→ **DIRECTIONS FOR THIS TASK**
Select from the records below every line that has the word "Character" in it.

→ **DATA SUPPLIED**
start

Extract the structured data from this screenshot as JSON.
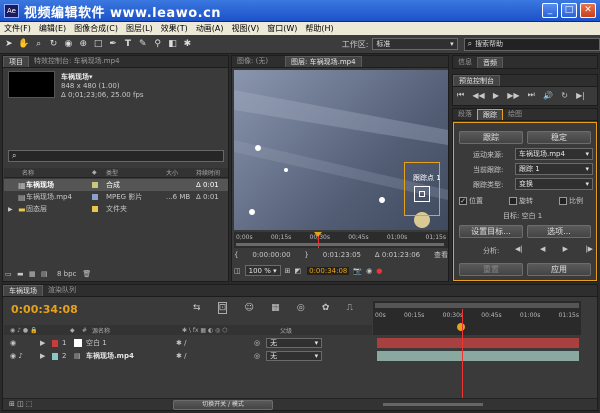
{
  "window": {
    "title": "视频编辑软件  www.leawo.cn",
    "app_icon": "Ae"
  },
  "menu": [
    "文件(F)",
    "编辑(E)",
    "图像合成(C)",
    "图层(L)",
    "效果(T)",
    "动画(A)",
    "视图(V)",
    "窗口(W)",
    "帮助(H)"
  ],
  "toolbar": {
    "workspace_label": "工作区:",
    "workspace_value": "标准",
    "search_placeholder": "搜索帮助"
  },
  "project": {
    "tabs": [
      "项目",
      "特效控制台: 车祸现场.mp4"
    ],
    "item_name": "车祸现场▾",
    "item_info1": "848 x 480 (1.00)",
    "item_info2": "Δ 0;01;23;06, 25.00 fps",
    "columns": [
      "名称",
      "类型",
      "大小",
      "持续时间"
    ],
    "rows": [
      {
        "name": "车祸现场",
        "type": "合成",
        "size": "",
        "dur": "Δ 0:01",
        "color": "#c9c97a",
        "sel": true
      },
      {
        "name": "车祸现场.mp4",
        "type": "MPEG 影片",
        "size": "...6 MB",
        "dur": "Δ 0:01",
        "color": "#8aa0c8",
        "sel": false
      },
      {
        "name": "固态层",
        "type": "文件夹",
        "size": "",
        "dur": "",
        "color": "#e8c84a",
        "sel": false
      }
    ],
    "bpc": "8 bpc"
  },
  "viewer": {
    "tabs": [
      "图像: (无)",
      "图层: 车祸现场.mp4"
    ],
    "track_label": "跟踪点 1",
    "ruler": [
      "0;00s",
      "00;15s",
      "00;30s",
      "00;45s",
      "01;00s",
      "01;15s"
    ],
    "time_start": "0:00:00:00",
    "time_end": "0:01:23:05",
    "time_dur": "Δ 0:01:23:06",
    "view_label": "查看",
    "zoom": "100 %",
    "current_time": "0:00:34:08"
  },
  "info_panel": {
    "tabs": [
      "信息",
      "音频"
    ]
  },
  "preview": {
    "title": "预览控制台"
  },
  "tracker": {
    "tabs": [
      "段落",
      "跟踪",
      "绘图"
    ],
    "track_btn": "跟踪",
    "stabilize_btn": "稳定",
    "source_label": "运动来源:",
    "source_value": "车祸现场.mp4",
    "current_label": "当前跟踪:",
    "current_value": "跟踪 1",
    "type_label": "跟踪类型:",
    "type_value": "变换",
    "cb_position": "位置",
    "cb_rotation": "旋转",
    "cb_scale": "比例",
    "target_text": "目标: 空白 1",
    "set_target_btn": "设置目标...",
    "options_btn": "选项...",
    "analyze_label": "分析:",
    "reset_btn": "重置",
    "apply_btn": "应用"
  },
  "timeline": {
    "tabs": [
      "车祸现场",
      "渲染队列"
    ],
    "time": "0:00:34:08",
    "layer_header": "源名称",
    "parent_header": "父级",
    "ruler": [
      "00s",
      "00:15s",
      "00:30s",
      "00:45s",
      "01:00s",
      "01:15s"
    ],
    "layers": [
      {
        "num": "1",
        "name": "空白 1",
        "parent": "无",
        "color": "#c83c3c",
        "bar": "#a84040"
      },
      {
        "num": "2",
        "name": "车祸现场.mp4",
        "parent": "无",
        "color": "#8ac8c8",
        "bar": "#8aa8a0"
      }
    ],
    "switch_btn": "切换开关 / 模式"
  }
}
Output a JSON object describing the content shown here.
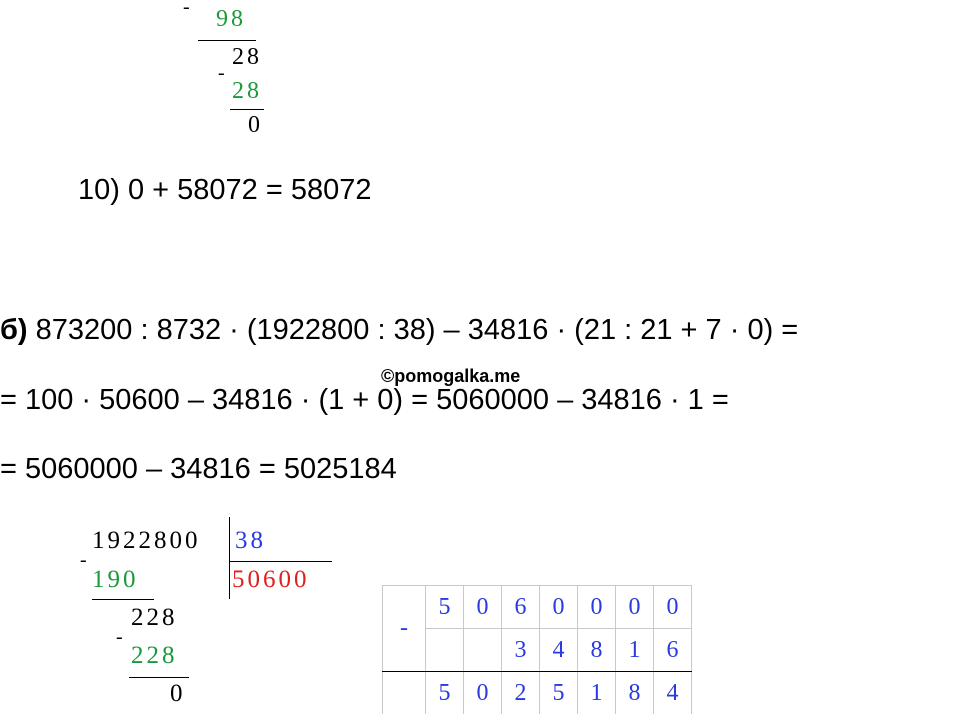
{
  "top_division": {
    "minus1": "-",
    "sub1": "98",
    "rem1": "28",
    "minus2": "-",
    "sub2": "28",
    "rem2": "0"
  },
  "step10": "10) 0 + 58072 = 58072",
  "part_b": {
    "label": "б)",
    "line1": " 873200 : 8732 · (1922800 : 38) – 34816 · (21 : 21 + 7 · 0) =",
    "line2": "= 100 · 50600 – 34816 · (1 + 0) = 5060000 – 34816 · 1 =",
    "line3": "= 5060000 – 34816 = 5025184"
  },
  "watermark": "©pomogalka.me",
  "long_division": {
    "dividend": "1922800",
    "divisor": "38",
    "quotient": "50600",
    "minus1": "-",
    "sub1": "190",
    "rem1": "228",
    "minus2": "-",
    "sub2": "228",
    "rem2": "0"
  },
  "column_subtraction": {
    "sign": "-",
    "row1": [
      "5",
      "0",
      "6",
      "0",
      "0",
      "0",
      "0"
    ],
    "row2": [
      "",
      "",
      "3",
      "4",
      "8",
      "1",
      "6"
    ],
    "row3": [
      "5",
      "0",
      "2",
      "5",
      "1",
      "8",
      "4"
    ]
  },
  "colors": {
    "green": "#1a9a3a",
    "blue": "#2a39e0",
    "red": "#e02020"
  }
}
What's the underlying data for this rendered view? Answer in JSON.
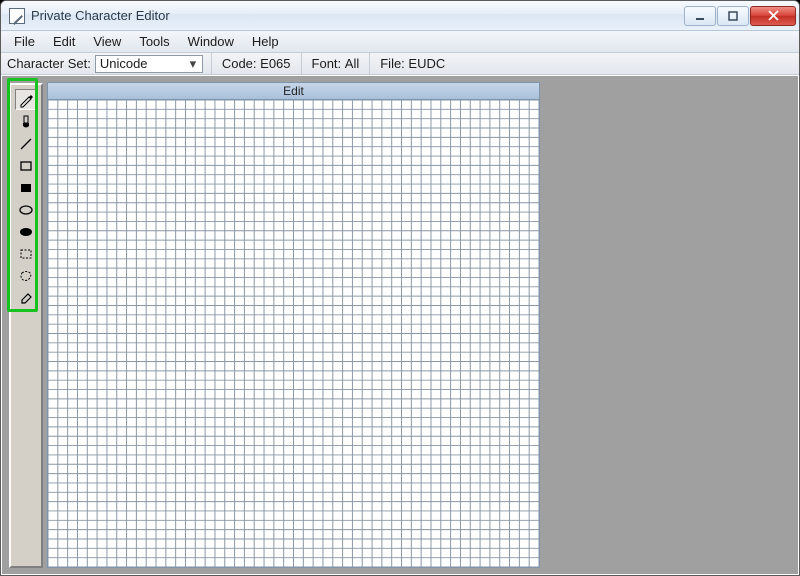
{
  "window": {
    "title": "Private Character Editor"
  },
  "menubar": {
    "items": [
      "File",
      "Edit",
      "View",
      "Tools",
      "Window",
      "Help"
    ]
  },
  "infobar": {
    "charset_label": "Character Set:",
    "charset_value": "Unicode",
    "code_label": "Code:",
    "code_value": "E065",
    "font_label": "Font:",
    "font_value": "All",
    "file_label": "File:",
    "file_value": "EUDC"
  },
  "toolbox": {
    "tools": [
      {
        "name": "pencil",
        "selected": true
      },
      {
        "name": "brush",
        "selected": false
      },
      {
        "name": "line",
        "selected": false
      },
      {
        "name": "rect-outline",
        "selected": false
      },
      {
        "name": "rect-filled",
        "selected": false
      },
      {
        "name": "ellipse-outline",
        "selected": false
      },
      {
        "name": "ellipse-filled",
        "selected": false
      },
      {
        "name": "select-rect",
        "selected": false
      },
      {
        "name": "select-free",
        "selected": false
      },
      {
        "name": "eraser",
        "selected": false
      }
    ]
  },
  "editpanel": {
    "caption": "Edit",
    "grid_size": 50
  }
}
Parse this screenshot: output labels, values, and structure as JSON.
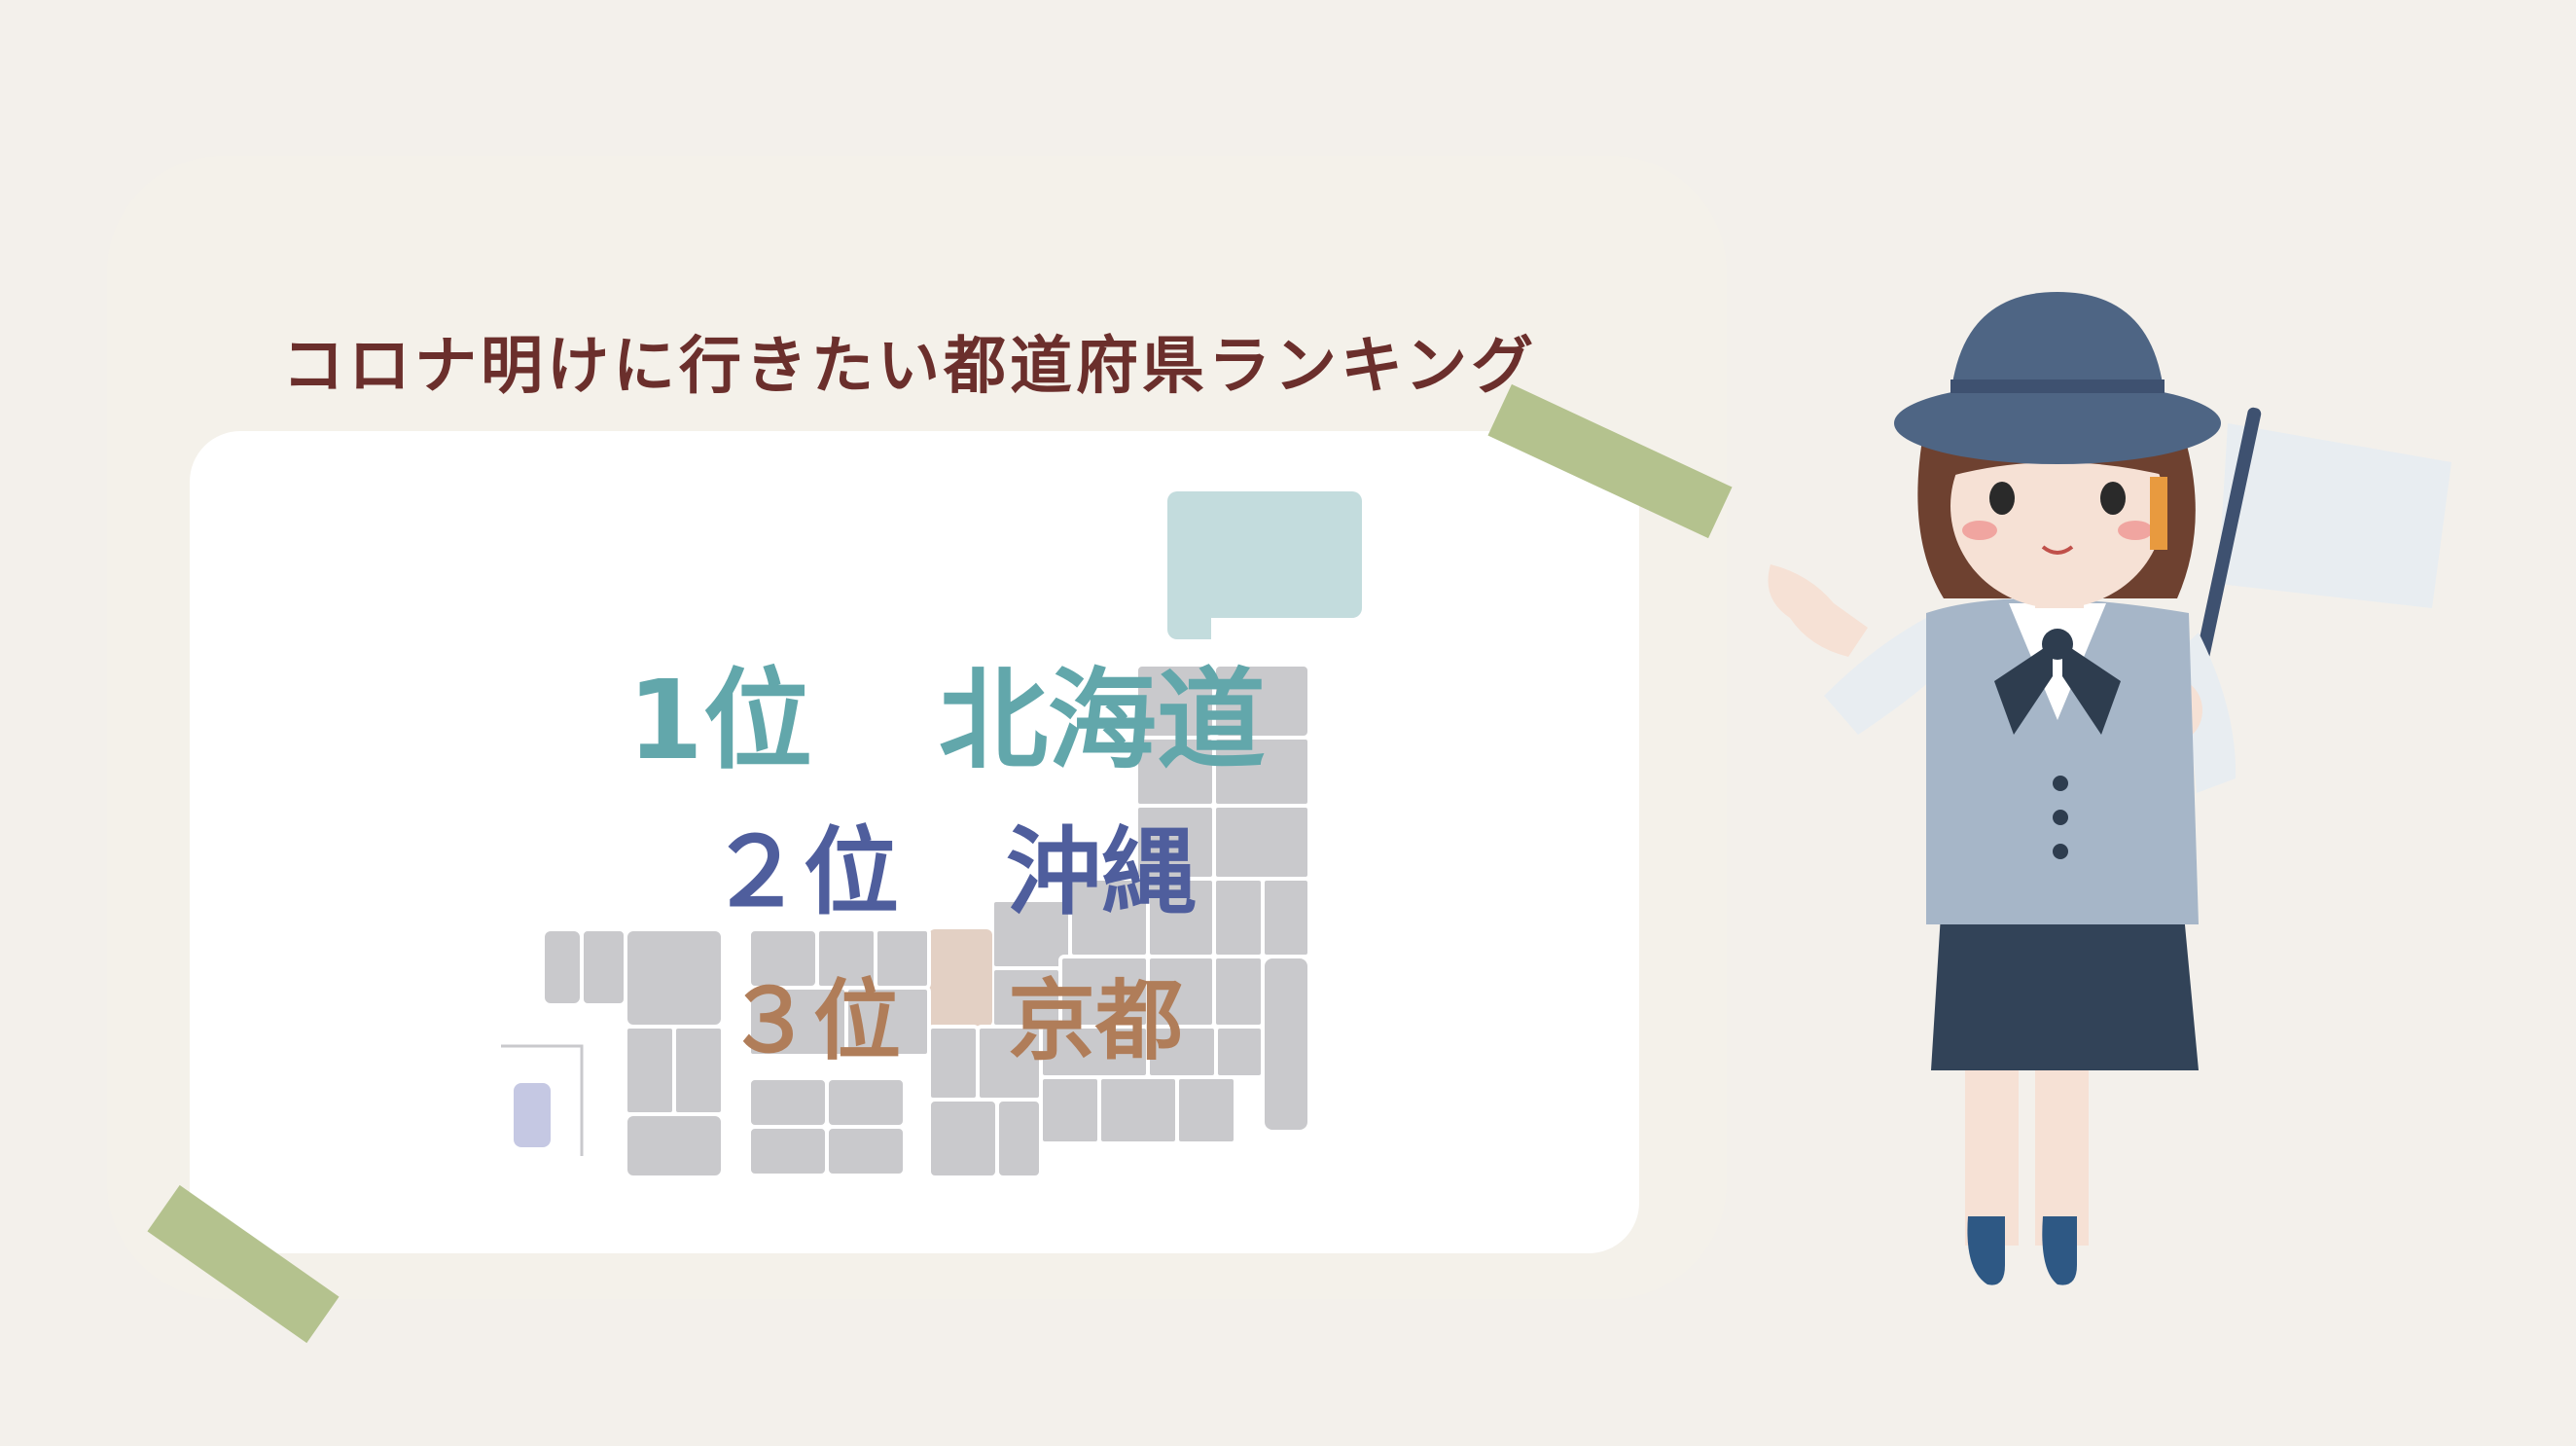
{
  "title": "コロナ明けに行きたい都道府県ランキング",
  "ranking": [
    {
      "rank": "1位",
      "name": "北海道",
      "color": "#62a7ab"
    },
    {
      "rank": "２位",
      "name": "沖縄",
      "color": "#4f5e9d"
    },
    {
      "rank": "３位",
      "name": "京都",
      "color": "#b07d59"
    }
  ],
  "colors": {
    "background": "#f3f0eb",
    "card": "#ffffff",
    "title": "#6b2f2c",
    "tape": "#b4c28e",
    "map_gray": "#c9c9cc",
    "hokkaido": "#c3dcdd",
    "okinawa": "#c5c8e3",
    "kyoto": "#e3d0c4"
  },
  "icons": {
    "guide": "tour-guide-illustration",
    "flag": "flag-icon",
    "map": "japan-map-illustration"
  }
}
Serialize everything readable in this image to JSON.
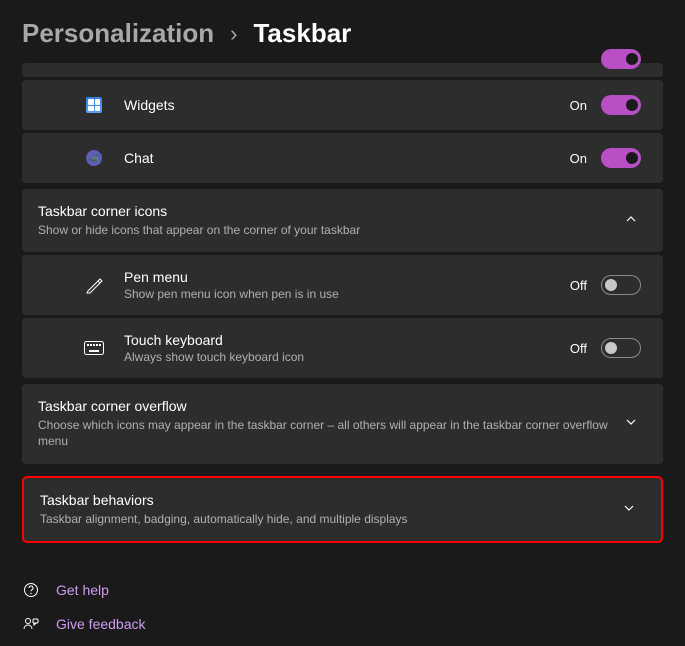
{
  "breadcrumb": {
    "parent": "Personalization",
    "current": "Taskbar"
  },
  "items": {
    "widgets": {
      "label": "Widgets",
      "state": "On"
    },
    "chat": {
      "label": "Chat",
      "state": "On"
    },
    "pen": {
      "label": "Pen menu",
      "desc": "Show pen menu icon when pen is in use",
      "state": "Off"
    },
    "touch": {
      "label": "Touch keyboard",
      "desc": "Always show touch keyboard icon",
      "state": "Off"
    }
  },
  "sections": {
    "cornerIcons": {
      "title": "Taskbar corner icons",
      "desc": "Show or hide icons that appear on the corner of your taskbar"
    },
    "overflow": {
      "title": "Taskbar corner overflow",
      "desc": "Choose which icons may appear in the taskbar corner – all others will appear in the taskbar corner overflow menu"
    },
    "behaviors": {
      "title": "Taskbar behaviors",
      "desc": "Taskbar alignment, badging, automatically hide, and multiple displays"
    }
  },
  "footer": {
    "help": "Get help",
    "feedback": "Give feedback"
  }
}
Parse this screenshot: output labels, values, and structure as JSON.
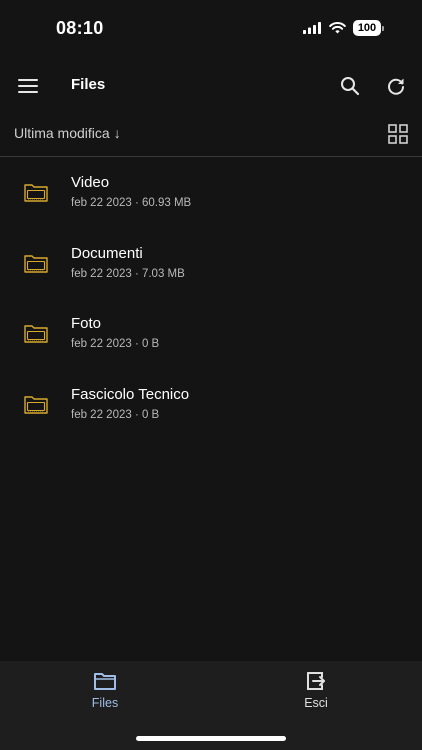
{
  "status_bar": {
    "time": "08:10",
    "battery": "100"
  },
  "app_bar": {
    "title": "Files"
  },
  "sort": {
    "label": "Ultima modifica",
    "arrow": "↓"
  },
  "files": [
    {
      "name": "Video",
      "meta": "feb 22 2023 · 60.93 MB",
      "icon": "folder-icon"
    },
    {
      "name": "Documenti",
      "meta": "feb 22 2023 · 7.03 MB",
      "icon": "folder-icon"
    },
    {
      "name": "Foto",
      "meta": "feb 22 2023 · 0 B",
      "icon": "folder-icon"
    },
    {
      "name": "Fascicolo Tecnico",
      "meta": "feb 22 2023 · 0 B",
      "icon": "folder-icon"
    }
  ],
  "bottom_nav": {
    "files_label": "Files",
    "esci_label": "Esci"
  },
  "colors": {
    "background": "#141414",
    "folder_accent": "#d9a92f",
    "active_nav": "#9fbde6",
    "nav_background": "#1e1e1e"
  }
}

end

→ **FINISHED TASK**
    "title": "Private Character Editor"
    "charset_label": "Character Set:",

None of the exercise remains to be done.